A Review by Brian May 17/8/05

Paradise Towers benefits from a fascinating script, but the onscreen realisation is affected by two major failings: presentation and tone, which combine to make the viewing experience a less than enjoyable one. For a cleverly-crafted story that's both macabre black comedy and stinging social satire, it's unfortunate that it was made when Doctor Who was at its lightweight worst. Season 24 is not among the programme's finest days, and you only need to look at this adventure's production values to see this.

The whole feel is wrong. The sets are dull: they don't look like the rundown housing estate this place is meant to be. They look like television sets slightly dirtied up. The lights are too bright; it's not intended to be a Hinchcliffe/Holmes horror, but you'd think the subject of urban decay is gloomy enough to demand below normal light levels. The music is atrocious; the synthesised, 1980s dance-beat is inappropriate, intrusive and just plain bland. Give me Dudley Simpson at his worst any day! The direction and editing are woeful. Nicholas Mallett has a shocker, apparently thinking he's at the helm of a rock video or a cartoon. Everything is all over the place, from camera angles to close-ups, dialogue exchanges and risible action scenes. Characters and scenes just come and go, and there's no sense of any breadth or depth - Paradise Towers is not the vast complex it's supposed to be. It's just a few sets in a television studio. Obviously all Who interiors are the same, but it's usually imaginative direction that accentuates the illusion - but there's none of that here. The cleaners are quite well designed, but they could have been kept hidden a bit more, perhaps for an end of episode revelation. Speaking of the cliffhangers, they're all drab (episode three's is especially bad) and the waste disposal unit's "abduction" of the Rezzies could have been truly shocking, instead of just being shockingly awful.
#####
▶ [Stated problem 1]: According to the Paradise Towers review, what two major failings affect the story's onscreen realisation?
The review and the rows below it are unrelated to each other.
#####
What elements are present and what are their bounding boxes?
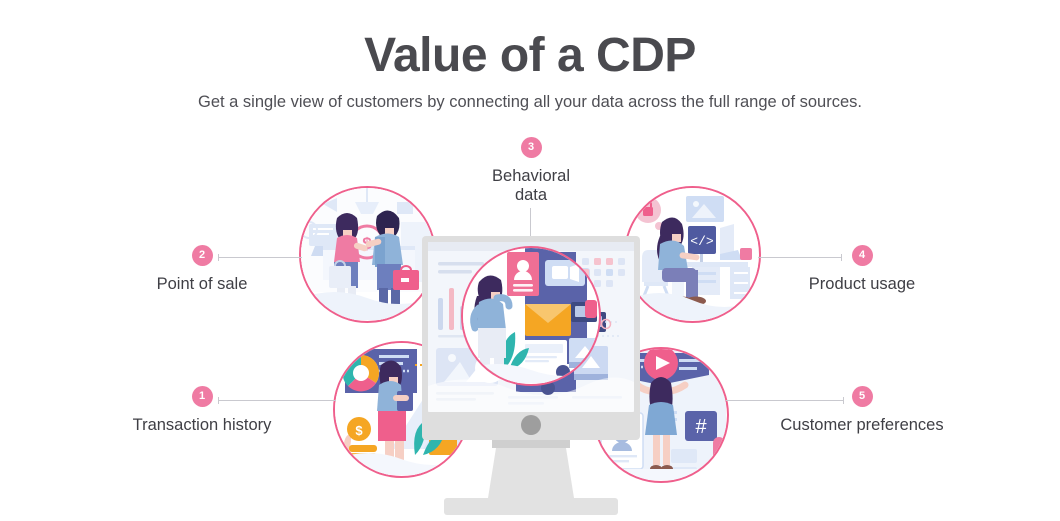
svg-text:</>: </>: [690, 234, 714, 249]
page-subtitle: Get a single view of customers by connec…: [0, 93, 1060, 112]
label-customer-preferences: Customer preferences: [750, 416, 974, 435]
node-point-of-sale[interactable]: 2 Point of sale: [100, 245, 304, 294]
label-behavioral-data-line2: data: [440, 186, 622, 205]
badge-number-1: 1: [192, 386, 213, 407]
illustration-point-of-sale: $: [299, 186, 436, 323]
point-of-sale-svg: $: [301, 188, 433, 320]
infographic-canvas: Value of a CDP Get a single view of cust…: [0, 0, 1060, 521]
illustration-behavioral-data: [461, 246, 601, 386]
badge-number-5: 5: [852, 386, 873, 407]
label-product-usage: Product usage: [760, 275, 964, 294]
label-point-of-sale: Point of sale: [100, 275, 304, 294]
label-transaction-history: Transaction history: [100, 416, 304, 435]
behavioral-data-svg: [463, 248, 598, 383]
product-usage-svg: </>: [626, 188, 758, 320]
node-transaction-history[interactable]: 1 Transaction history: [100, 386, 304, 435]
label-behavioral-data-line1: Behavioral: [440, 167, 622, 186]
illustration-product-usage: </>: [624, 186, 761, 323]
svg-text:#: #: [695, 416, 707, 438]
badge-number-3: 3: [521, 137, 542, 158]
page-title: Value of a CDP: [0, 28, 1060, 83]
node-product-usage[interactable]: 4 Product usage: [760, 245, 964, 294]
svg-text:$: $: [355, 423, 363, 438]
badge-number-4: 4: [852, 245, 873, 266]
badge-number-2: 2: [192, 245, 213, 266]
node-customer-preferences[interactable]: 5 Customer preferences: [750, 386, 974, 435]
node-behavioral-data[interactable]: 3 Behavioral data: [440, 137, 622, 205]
#####
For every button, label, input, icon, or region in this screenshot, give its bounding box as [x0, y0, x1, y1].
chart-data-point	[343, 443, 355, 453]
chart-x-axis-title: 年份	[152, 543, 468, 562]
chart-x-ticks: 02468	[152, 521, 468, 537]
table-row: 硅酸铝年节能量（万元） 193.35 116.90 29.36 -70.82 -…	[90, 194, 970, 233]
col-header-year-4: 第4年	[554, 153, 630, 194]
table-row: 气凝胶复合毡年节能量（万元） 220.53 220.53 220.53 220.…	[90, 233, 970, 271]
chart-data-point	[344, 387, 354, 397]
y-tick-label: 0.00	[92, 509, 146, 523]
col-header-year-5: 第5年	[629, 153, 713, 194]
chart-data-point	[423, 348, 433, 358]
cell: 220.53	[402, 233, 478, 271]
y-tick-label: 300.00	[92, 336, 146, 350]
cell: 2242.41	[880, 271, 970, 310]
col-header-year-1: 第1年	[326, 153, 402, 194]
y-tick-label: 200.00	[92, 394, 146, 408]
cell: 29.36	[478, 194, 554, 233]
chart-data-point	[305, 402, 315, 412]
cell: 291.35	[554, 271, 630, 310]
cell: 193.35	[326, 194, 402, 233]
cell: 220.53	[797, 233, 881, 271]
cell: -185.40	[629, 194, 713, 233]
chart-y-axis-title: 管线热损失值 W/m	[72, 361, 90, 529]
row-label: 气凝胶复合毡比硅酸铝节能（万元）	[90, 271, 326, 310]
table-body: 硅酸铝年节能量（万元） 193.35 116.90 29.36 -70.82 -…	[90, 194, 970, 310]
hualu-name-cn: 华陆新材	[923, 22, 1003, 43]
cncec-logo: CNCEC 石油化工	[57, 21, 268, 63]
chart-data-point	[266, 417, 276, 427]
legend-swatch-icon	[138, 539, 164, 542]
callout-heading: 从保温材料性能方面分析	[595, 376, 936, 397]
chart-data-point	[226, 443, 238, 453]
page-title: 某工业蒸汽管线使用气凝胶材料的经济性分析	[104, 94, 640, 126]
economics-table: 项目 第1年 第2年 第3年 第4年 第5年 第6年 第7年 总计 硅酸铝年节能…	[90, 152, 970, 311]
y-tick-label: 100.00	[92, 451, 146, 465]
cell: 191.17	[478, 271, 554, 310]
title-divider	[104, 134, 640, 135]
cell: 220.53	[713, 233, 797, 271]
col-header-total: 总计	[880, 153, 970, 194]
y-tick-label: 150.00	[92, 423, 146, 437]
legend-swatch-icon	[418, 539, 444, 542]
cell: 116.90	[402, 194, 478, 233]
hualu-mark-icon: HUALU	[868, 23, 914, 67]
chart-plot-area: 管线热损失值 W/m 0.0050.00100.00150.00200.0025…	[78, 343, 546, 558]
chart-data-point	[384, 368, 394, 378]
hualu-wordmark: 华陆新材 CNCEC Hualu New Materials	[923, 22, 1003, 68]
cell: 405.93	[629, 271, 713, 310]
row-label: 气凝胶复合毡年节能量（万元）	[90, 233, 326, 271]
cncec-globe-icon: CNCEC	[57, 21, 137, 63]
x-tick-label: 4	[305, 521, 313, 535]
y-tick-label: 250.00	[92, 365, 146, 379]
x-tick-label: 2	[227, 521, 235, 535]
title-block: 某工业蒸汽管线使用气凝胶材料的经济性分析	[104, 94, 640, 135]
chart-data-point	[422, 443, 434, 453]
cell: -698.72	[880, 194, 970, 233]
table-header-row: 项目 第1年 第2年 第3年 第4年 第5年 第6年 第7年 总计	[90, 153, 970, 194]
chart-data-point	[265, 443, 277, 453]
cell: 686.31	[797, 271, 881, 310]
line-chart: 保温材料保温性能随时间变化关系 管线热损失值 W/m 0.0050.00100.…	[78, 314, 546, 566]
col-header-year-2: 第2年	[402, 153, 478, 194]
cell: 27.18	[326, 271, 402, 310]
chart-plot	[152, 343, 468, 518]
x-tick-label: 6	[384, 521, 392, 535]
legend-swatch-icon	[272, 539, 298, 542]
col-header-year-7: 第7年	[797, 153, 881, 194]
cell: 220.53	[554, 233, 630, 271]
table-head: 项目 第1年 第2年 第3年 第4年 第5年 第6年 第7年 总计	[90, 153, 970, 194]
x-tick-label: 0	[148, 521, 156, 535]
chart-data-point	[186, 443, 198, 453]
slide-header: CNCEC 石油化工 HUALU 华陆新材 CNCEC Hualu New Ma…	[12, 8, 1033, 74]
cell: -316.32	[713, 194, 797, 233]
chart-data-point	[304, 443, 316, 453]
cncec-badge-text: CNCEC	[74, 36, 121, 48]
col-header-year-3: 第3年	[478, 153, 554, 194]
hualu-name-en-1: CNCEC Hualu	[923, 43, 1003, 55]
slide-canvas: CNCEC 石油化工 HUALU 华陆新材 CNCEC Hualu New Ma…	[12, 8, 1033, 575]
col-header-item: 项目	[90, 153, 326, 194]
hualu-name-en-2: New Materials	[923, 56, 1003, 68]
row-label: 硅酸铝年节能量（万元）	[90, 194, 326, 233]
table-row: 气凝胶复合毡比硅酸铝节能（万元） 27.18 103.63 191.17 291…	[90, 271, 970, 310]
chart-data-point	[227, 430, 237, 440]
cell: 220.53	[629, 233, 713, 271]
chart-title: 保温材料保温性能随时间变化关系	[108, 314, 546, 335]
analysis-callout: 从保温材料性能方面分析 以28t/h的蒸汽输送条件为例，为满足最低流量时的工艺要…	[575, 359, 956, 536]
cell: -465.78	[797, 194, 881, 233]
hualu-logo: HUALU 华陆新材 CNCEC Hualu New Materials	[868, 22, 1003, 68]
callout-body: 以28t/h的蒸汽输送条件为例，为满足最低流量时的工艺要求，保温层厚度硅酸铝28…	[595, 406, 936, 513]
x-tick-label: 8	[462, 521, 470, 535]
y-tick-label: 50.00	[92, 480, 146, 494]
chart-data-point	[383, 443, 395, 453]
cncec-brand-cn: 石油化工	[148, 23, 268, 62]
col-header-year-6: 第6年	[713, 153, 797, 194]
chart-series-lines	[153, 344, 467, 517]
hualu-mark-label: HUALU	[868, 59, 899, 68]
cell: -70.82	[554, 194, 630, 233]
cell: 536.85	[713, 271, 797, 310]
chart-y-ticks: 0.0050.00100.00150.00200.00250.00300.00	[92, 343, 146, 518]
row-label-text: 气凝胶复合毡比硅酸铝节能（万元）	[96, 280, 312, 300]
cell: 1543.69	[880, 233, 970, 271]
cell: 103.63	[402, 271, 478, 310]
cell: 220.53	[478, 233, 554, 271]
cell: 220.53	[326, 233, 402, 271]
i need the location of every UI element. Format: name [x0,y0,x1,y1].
#####
▶ [Stated problem 2]: Reproduce verbatim the portion of the rows that opens with the line containing "For every button, label, input, icon, or" and closes with the line containing "table-body: 硅酸铝年节能量（万元） 193.35", including both of those lines.

▶ [Exercise solution 1]: Presentation and tone.

▶ [Exercise solution 2]:
For every button, label, input, icon, or region in this screenshot, give its bounding box as [x0, y0, x1, y1].
chart-data-point	[343, 443, 355, 453]
chart-x-axis-title: 年份	[152, 543, 468, 562]
chart-x-ticks: 02468	[152, 521, 468, 537]
table-row: 硅酸铝年节能量（万元） 193.35 116.90 29.36 -70.82 -…	[90, 194, 970, 233]
col-header-year-4: 第4年	[554, 153, 630, 194]
table-row: 气凝胶复合毡年节能量（万元） 220.53 220.53 220.53 220.…	[90, 233, 970, 271]
chart-data-point	[344, 387, 354, 397]
y-tick-label: 0.00	[92, 509, 146, 523]
col-header-year-5: 第5年	[629, 153, 713, 194]
chart-data-point	[423, 348, 433, 358]
cell: 220.53	[402, 233, 478, 271]
y-tick-label: 300.00	[92, 336, 146, 350]
cell: 2242.41	[880, 271, 970, 310]
col-header-year-1: 第1年	[326, 153, 402, 194]
y-tick-label: 200.00	[92, 394, 146, 408]
cell: 29.36	[478, 194, 554, 233]
chart-data-point	[305, 402, 315, 412]
cell: 291.35	[554, 271, 630, 310]
cell: 193.35	[326, 194, 402, 233]
cell: 220.53	[797, 233, 881, 271]
cell: -185.40	[629, 194, 713, 233]
chart-y-axis-title: 管线热损失值 W/m	[72, 361, 90, 529]
row-label: 气凝胶复合毡比硅酸铝节能（万元）	[90, 271, 326, 310]
table-body: 硅酸铝年节能量（万元） 193.35 116.90 29.36 -70.82 -…	[90, 194, 970, 310]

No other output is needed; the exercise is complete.